§ Request
Write out each line of the records below word for word, leaving the pictures out.

==== Stored data ====

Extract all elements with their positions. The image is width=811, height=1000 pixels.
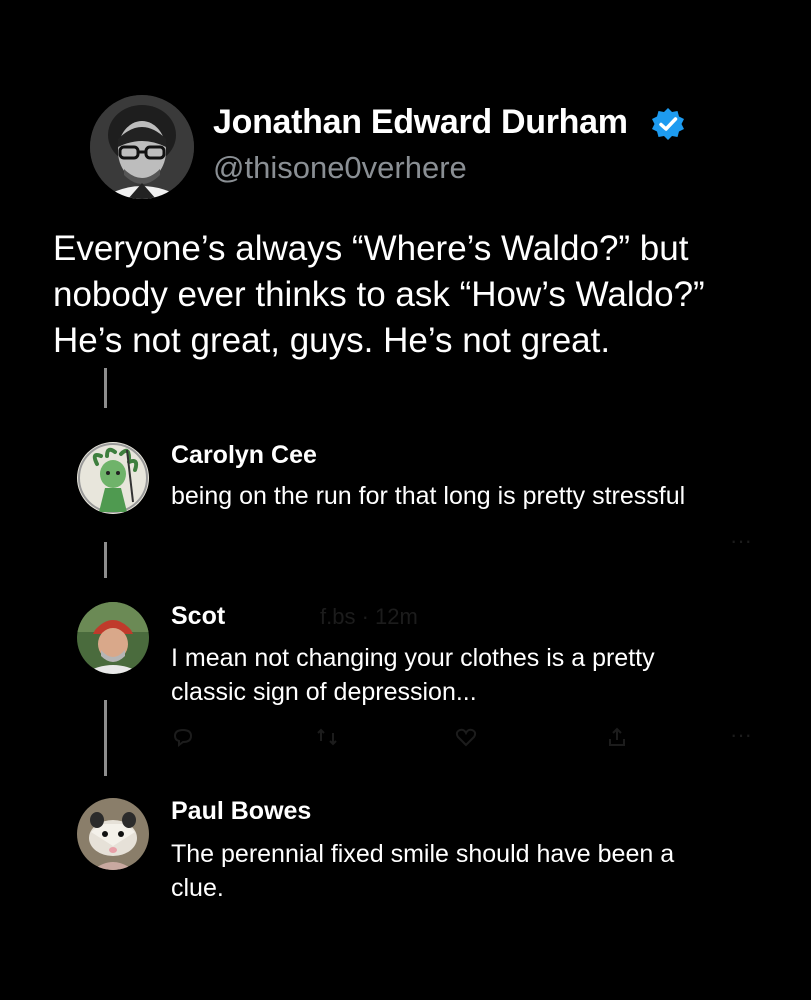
more-options-icon[interactable]: ···: [730, 528, 752, 554]
reply-text-line: being on the run for that long is pretty…: [171, 482, 686, 510]
tweet-text-line: Everyone’s always “Where’s Waldo?” but: [53, 229, 689, 268]
reply-text: being on the run for that long is pretty…: [171, 479, 771, 513]
thread-connector: [104, 542, 107, 578]
tweet-text-line: nobody ever thinks to ask “How’s Waldo?”: [53, 275, 705, 314]
author-avatar[interactable]: [90, 95, 194, 199]
reply-text-line: clue.: [171, 874, 224, 902]
retweet-icon[interactable]: [316, 726, 338, 748]
reply-avatar-scot[interactable]: [77, 602, 149, 674]
reply-meta-faint: f.bs · 12m: [320, 604, 418, 629]
reply-text-line: I mean not changing your clothes is a pr…: [171, 644, 655, 672]
author-handle[interactable]: @thisone0verhere: [213, 150, 467, 186]
author-name[interactable]: Jonathan Edward Durham: [213, 103, 628, 142]
thread-connector: [104, 700, 107, 776]
reply-author-name[interactable]: Paul Bowes: [171, 797, 311, 826]
reply-text-line: The perennial fixed smile should have be…: [171, 840, 675, 868]
tweet-text-line: He’s not great, guys. He’s not great.: [53, 321, 611, 360]
reply-icon[interactable]: [172, 726, 194, 748]
verified-badge-icon: [650, 106, 686, 142]
like-icon[interactable]: [455, 726, 477, 748]
share-icon[interactable]: [606, 726, 628, 748]
reply-avatar-paul[interactable]: [77, 798, 149, 870]
reply-author-name[interactable]: Carolyn Cee: [171, 441, 317, 470]
reply-text: The perennial fixed smile should have be…: [171, 837, 771, 905]
thread-connector: [104, 368, 107, 408]
reply-avatar-carolyn[interactable]: [77, 442, 149, 514]
reply-author-name[interactable]: Scot: [171, 602, 225, 631]
tweet-text: Everyone’s always “Where’s Waldo?” but n…: [53, 226, 793, 364]
reply-text: I mean not changing your clothes is a pr…: [171, 641, 771, 709]
more-options-icon[interactable]: ···: [730, 722, 752, 748]
reply-text-line: classic sign of depression...: [171, 678, 477, 706]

====

§ The completed task
Extract all elements with their positions. The image is width=811, height=1000 pixels.
more-options-icon[interactable]: ···: [730, 528, 752, 554]
reply-text-line: being on the run for that long is pretty…: [171, 482, 686, 510]
tweet-text-line: Everyone’s always “Where’s Waldo?” but: [53, 229, 689, 268]
reply-text: being on the run for that long is pretty…: [171, 479, 771, 513]
thread-connector: [104, 542, 107, 578]
tweet-text-line: nobody ever thinks to ask “How’s Waldo?”: [53, 275, 705, 314]
author-avatar[interactable]: [90, 95, 194, 199]
reply-text-line: clue.: [171, 874, 224, 902]
retweet-icon[interactable]: [316, 726, 338, 748]
reply-avatar-scot[interactable]: [77, 602, 149, 674]
reply-meta-faint: f.bs · 12m: [320, 604, 418, 629]
reply-text-line: I mean not changing your clothes is a pr…: [171, 644, 655, 672]
author-handle[interactable]: @thisone0verhere: [213, 150, 467, 186]
author-name[interactable]: Jonathan Edward Durham: [213, 103, 628, 142]
thread-connector: [104, 700, 107, 776]
reply-author-name[interactable]: Paul Bowes: [171, 797, 311, 826]
reply-text-line: The perennial fixed smile should have be…: [171, 840, 675, 868]
tweet-text-line: He’s not great, guys. He’s not great.: [53, 321, 611, 360]
reply-icon[interactable]: [172, 726, 194, 748]
verified-badge-icon: [650, 106, 686, 142]
like-icon[interactable]: [455, 726, 477, 748]
share-icon[interactable]: [606, 726, 628, 748]
reply-avatar-paul[interactable]: [77, 798, 149, 870]
reply-author-name[interactable]: Carolyn Cee: [171, 441, 317, 470]
reply-text: The perennial fixed smile should have be…: [171, 837, 771, 905]
thread-connector: [104, 368, 107, 408]
reply-avatar-carolyn[interactable]: [77, 442, 149, 514]
reply-author-name[interactable]: Scot: [171, 602, 225, 631]
tweet-text: Everyone’s always “Where’s Waldo?” but n…: [53, 226, 793, 364]
reply-text: I mean not changing your clothes is a pr…: [171, 641, 771, 709]
more-options-icon[interactable]: ···: [730, 722, 752, 748]
reply-text-line: classic sign of depression...: [171, 678, 477, 706]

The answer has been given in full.